→ **What is expected**: Select the lines that contain "Candidates" and copy each of them.

===============

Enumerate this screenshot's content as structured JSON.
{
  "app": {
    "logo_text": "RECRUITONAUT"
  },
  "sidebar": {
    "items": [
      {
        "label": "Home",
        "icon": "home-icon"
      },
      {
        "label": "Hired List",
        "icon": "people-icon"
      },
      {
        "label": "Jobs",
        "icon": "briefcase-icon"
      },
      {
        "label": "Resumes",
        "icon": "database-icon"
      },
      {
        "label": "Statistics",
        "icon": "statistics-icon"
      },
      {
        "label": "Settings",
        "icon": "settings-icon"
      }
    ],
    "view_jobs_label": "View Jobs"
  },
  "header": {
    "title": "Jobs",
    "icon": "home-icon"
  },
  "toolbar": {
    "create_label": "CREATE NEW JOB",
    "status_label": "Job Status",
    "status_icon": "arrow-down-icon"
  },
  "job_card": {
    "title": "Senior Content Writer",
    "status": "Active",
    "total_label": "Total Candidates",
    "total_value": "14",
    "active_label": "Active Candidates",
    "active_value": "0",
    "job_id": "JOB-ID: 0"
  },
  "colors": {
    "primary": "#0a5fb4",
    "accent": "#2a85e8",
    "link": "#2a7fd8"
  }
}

===============

→ **Problem solution**:
    "total_label": "Total Candidates",
    "active_label": "Active Candidates",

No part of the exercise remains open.